Entries:
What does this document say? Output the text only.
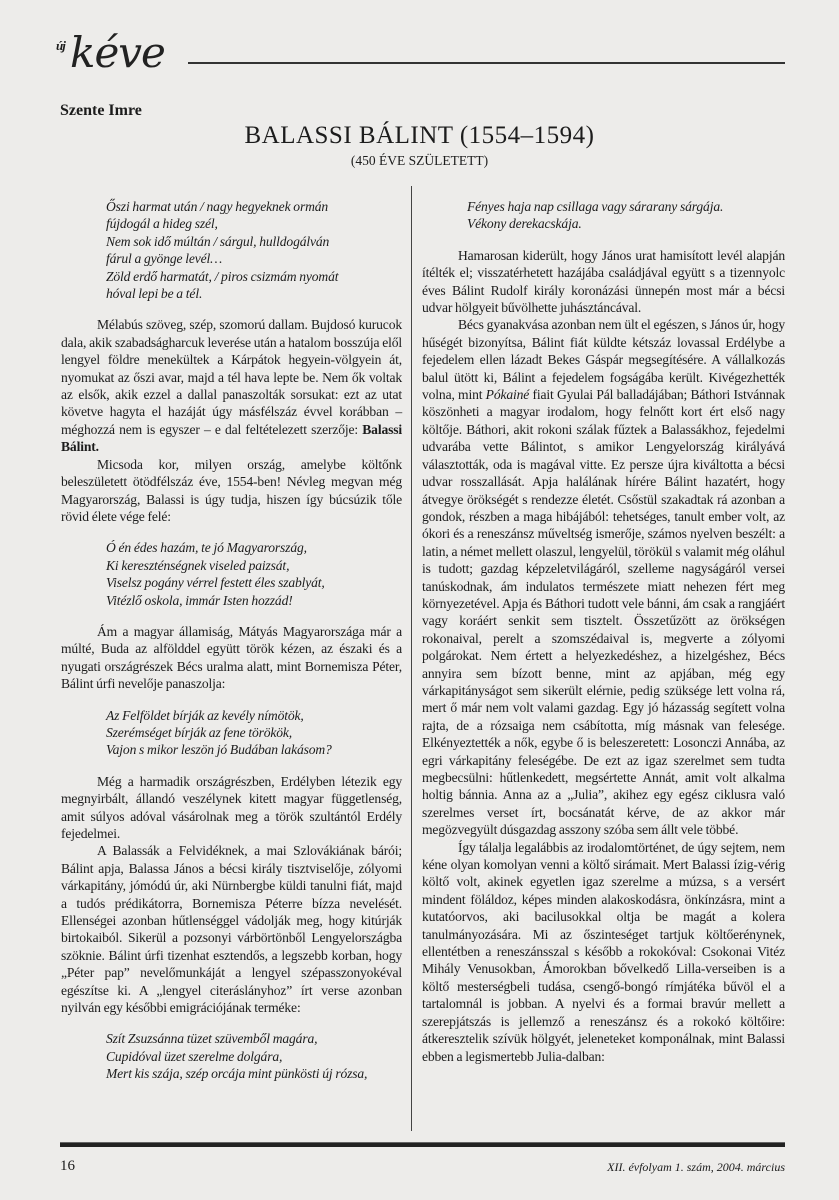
új kéve
Szente Imre
BALASSI BÁLINT (1554–1594)
(450 ÉVE SZÜLETETT)
Őszi harmat után / nagy hegyeknek ormán
fújdogál a hideg szél,
Nem sok idő múltán / sárgul, hulldogálván
fárul a gyönge levél…
Zöld erdő harmatát, / piros csizmám nyomát
hóval lepi be a tél.

Mélabús szöveg, szép, szomorú dallam. Bujdosó kurucok dala, akik szabadságharcuk leverése után a hatalom bosszúja elől lengyel földre menekültek a Kárpátok hegyein-völgyein át, nyomukat az őszi avar, majd a tél hava lepte be. Nem ők voltak az elsők, akik ezzel a dallal panaszolták sorsukat: ezt az utat követve hagyta el hazáját úgy másfélszáz évvel korábban – méghozzá nem is egyszer – e dal feltételezett szerzője: Balassi Bálint.

Micsoda kor, milyen ország, amelybe költőnk beleszületett ötödfélszáz éve, 1554-ben! Névleg megvan még Magyarország, Balassi is úgy tudja, hiszen így búcsúzik tőle rövid élete vége felé:

Ó én édes hazám, te jó Magyarország,
Ki kereszténségnek viseled paizsát,
Viselsz pogány vérrel festett éles szablyát,
Vitézlő oskola, immár Isten hozzád!

Ám a magyar államiság, Mátyás Magyarországa már a múlté, Buda az alfölddel együtt török kézen, az északi és a nyugati országrészek Bécs uralma alatt, mint Bornemisza Péter, Bálint úrfi nevelője panaszolja:

Az Felföldet bírják az kevély nímötök,
Szerémséget bírják az fene törökök,
Vajon s mikor leszön jó Budában lakásom?

Még a harmadik országrészben, Erdélyben létezik egy megnyirbált, állandó veszélynek kitett magyar függetlenség, amit súlyos adóval vásárolnak meg a török szultántól Erdély fejedelmei.

A Balassák a Felvidéknek, a mai Szlovákiának bárói; Bálint apja, Balassa János a bécsi király tisztviselője, zólyomi várkapitány, jómódú úr, aki Nürnbergbe küldi tanulni fiát, majd a tudós prédikátorra, Bornemisza Péterre bízza nevelését. Ellenségei azonban hűtlenséggel vádolják meg, hogy kitúrják birtokaiból. Sikerül a pozsonyi várbörtönből Lengyelországba szöknie. Bálint úrfi tizenhat esztendős, a legszebb korban, hogy „Péter pap” nevelőmunkáját a lengyel szépasszonyokéval egészítse ki. A „lengyel citeráslányhoz” írt verse azonban nyilván egy későbbi emigrációjának terméke:

Szít Zsuzsánna tüzet szüvemből magára,
Cupidóval üzet szerelme dolgára,
Mert kis szája, szép orcája mint pünkösti új rózsa,
Fényes haja nap csillaga vagy sárarany sárgája.
Vékony derekacskája.

Hamarosan kiderült, hogy János urat hamisított levél alapján ítélték el; visszatérhetett hazájába családjával együtt s a tizennyolc éves Bálint Rudolf király koronázási ünnepén most már a bécsi udvar hölgyeit bűvölhette juhásztáncával.

Bécs gyanakvása azonban nem ült el egészen, s János úr, hogy hűségét bizonyítsa, Bálint fiát küldte kétszáz lovassal Erdélybe a fejedelem ellen lázadt Bekes Gáspár megsegítésére. A vállalkozás balul ütött ki, Bálint a fejedelem fogságába került. Kivégezhették volna, mint Pókainé fiait Gyulai Pál balladájában; Báthori Istvánnak köszönheti a magyar irodalom, hogy felnőtt kort ért első nagy költője. Báthori, akit rokoni szálak fűztek a Balassákhoz, fejedelmi udvarába vette Bálintot, s amikor Lengyelország királyává választották, oda is magával vitte. Ez persze újra kiváltotta a bécsi udvar rosszallását. Apja halálának hírére Bálint hazatért, hogy átvegye örökségét s rendezze életét. Csőstül szakadtak rá azonban a gondok, részben a maga hibájából: tehetséges, tanult ember volt, az ókori és a reneszánsz műveltség ismerője, számos nyelven beszélt: a latin, a német mellett olaszul, lengyelül, törökül s valamit még oláhul is tudott; gazdag képzeletvilágáról, szelleme nagyságáról versei tanúskodnak, ám indulatos természete miatt nehezen fért meg környezetével. Apja és Báthori tudott vele bánni, ám csak a rangjáért vagy koráért senkit sem tisztelt. Összetűzött az örökségen rokonaival, perelt a szomszédaival is, megverte a zólyomi polgárokat. Nem értett a helyezkedéshez, a hizelgéshez, Bécs annyira sem bízott benne, mint az apjában, még egy várkapitányságot sem sikerült elérnie, pedig szüksége lett volna rá, mert ő már nem volt valami gazdag. Egy jó házasság segített volna rajta, de a rózsaiga nem csábította, míg másnak van felesége. Elkényeztették a nők, egybe ő is beleszeretett: Losonczi Annába, az egri várkapitány feleségébe. De ezt az igaz szerelmet sem tudta megbecsülni: hűtlenkedett, megsértette Annát, amit volt alkalma holtig bánnia. Anna az a „Julia”, akihez egy egész ciklusra való szerelmes verset írt, bocsánatát kérve, de az akkor már megözvegyült dúsgazdag asszony szóba sem állt vele többé.

Így tálalja legalábbis az irodalomtörténet, de úgy sejtem, nem kéne olyan komolyan venni a költő sirámait. Mert Balassi ízig-vérig költő volt, akinek egyetlen igaz szerelme a múzsa, s a versért mindent föláldoz, képes minden alakoskodásra, önkínzásra, mint a kutatóorvos, aki bacilusokkal oltja be magát a kolera tanulmányozására. Mi az őszinteséget tartjuk költőerénynek, ellentétben a reneszánsszal s később a rokokóval: Csokonai Vitéz Mihály Venusokban, Ámorokban bővelkedő Lilla-verseiben is a költő mesterségbeli tudása, csengő-bongó rímjátéka bűvöl el a tartalomnál is jobban. A nyelvi és a formai bravúr mellett a szerepjátszás is jellemző a reneszánsz és a rokokó költőire: átkeresztelik szívük hölgyét, jeleneteket komponálnak, mint Balassi ebben a legismertebb Julia-dalban:

16	XII. évfolyam 1. szám, 2004. március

Task brief: In the listing, find every line containing the word "Péter" and list it.

Response for this exercise:
Ám a magyar államiság, Mátyás Magyarországa már a múlté, Buda az alfölddel együtt török kézen, az északi és a nyugati országrészek Bécs uralma alatt, mint Bornemisza Péter, Bálint úrfi nevelője panaszolja:
A Balassák a Felvidéknek, a mai Szlovákiának bárói; Bálint apja, Balassa János a bécsi király tisztviselője, zólyomi várkapitány, jómódú úr, aki Nürnbergbe küldi tanulni fiát, majd a tudós prédikátorra, Bornemisza Péterre bízza nevelését. Ellenségei azonban hűtlenséggel vádolják meg, hogy kitúrják birtokaiból. Sikerül a pozsonyi várbörtönből Lengyelországba szöknie. Bálint úrfi tizenhat esztendős, a legszebb korban, hogy „Péter pap” nevelőmunkáját a lengyel szépasszonyokéval egészítse ki. A „lengyel citeráslányhoz” írt verse azonban nyilván egy későbbi emigrációjának terméke:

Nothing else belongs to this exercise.